Глава 14. Друзья нашей «семьи»
Чтобы моя книга не смотрелась со стороны как сводка криминальной хроники, угнетающая читателя изощрённостью бесконечных преступлений, совершаемых чекистско - уголовной средой, я хочу сейчас несколько отвлечься от темы избиений и издевательств и перейти к описанию относительно мирных кагэбэшно - сионистских подлостей, которые мне довелось вкусить. Говорят, что всё в мире познаётся в сравнении, и поэтому я вполне допускаю, что на фоне многолетних избиений ногами разные хитроумные подножки и попытки (пусть и не вполне удавшиеся) искалечить мою жизнь с помощью слов и выплясываний кому-то покажутся не такими уж и страшными; вполне возможно. Однако для Вас, дорогой читатель, для Вас, человека, скорее всего, ещё не битого чекисткими ногами (хотя кто знает!), эти сведения, поверьте мне, могут оказаться очень и очень полезными. Именно по этой причине – искренне желая Вам блага и стремясь максимально просветить Вас по теме «мерзости КГБ / ФСБ» – я намерена в следующих нескольких главах подробно осветить многочисленные и многообразные «некулачные» приёмчики чекистов.
Давайте сперва усвоим некоторые простые правила. Запомните на всю жизнь, дорогой друг: чтобы чекист мог Вам смачно нагадить, ОН ДОЛЖЕН БЫТЬ ВХОЖ В ВАШЕ ОКРУЖЕНИЕ. Если чекист (или чекистка) не вхожи в Ваше окружение, нагадить Вам уже гораздо сложней. Поэтому знайте: если чекисты решают изломать кому-то жизнь, они первым делом стараются внедрить (или завербовать) агентуру, имеющую непосредственный контакт с жертвой.
Я не буду сейчас перечислять по пунктам все десятки (а может, и сотни) чекистских способов подсадить к Вам того, кто будет Вам пакостить и гадить, а просто расскажу о себе самой в такой же точно ситуации. Просто опишу поимённо о тех, кто, подсаженный офураженными мерзавцами, пакостил и гадил лично мне; расскажу, при каких обстоятельствах, в какой ситуации, что именно говорил и делал; а уж вы потом, дорогой читатель, как человек умный и сообразительный, сами сделаете выводы. Кто знает, может быть, после прочтения оных глав вы окинете мысленным взором свою жизнь и заметите в ней то, что не замечали раньше? Не думаете же Вы, в самом деле, что мой случай – это один на миллион?! Вы серьёзно думаете, что я одна такая в этой несчастной стране, за кем спецслужбы много лет наблюдали; и кому, опираясь на добытую информацию, долгие годы ломали жизнь и судьбу? Ой ли? А лично у Вас в жизни не было неприятностей и драм? Нет? Правда не было?

Исходные записи:

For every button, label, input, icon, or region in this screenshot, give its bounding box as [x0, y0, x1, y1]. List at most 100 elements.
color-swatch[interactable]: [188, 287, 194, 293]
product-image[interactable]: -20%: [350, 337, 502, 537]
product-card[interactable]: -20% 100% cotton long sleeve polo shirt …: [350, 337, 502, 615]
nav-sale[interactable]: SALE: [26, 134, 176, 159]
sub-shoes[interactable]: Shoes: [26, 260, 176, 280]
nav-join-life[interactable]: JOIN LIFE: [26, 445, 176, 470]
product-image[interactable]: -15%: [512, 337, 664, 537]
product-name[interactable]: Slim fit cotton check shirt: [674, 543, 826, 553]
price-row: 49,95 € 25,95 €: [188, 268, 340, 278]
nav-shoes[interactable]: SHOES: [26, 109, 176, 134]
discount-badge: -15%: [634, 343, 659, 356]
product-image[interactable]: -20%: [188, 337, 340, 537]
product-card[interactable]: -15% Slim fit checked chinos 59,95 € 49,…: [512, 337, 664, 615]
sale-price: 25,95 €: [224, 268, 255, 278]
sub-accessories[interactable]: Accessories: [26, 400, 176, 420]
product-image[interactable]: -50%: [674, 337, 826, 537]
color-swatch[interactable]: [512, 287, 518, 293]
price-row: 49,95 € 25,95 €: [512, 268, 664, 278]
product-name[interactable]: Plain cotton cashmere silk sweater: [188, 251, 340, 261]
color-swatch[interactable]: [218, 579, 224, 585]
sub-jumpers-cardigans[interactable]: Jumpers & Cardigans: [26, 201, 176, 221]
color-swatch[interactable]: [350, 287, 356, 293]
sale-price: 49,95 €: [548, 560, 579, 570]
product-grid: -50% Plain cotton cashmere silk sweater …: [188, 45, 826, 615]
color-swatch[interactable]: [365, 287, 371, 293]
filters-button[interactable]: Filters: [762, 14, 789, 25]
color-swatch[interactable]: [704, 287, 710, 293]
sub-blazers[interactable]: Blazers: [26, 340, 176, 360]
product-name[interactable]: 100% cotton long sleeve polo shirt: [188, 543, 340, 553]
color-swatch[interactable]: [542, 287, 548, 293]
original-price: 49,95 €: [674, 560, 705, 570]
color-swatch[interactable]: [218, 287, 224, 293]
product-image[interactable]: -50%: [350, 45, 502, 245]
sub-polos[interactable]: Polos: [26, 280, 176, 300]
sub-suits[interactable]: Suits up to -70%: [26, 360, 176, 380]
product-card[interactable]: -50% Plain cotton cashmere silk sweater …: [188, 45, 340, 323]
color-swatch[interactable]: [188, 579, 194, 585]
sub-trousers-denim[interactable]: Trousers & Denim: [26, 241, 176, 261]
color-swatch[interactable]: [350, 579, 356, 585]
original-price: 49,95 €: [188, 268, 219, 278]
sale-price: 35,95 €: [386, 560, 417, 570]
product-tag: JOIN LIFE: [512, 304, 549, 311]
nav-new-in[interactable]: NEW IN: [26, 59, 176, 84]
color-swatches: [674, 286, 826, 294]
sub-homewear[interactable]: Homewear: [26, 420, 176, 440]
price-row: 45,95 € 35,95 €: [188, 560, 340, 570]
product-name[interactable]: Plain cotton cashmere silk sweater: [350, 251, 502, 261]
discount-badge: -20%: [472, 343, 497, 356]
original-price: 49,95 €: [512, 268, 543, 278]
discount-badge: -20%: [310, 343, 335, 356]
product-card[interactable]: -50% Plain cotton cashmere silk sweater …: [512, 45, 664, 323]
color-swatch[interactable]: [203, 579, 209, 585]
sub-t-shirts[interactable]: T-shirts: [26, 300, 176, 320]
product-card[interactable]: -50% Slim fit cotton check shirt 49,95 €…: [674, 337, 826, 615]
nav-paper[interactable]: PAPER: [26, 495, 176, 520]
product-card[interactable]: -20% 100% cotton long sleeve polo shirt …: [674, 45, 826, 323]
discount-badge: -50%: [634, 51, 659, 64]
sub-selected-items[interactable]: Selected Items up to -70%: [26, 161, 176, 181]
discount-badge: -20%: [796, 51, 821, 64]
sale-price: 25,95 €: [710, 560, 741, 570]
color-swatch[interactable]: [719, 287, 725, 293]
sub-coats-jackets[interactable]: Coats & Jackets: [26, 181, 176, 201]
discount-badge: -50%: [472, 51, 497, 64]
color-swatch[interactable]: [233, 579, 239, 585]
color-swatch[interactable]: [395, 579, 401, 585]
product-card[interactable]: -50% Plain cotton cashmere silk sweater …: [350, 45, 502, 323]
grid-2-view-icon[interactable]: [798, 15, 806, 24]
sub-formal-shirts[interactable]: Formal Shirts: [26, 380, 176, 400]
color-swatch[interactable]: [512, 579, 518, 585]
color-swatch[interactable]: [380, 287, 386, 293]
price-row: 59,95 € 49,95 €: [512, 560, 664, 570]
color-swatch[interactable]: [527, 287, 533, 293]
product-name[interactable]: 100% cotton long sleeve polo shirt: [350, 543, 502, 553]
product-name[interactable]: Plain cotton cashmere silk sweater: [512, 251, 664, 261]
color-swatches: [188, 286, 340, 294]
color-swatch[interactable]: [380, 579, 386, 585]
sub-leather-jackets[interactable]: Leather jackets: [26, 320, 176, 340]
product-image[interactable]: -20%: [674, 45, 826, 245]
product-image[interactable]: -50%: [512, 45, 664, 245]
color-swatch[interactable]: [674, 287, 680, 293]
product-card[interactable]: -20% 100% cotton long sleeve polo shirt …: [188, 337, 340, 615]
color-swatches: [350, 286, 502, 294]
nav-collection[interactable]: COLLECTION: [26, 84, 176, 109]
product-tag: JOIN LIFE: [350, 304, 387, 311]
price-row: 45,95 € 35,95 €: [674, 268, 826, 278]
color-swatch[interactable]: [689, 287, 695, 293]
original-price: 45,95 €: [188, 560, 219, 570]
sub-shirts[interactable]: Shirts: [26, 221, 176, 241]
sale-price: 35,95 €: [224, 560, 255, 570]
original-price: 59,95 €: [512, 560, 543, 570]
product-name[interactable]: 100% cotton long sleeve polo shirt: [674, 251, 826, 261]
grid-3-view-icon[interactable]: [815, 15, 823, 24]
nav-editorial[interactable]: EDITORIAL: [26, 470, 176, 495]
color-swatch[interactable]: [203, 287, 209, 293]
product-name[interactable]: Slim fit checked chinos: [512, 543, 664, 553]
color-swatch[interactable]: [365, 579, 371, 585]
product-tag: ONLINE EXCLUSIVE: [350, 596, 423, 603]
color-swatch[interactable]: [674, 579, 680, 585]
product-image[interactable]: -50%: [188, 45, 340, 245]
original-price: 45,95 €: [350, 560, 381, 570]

- [ЗАДАНИЕ] Повторите слово в слово часть отрывка, начиная со слов «Давайте сперва усвоим» и заканчивая словами «контакт с жертвой.» включительно. Эти записи здесь не понадобятся.

- [ПИСЬМЕННОЕ РЕШЕНИЕ]
Давайте сперва усвоим некоторые простые правила. Запомните на всю жизнь, дорогой друг: чтобы чекист мог Вам смачно нагадить, ОН ДОЛЖЕН БЫТЬ ВХОЖ В ВАШЕ ОКРУЖЕНИЕ. Если чекист (или чекистка) не вхожи в Ваше окружение, нагадить Вам уже гораздо сложней. Поэтому знайте: если чекисты решают изломать кому-то жизнь, они первым делом стараются внедрить (или завербовать) агентуру, имеющую непосредственный контакт с жертвой.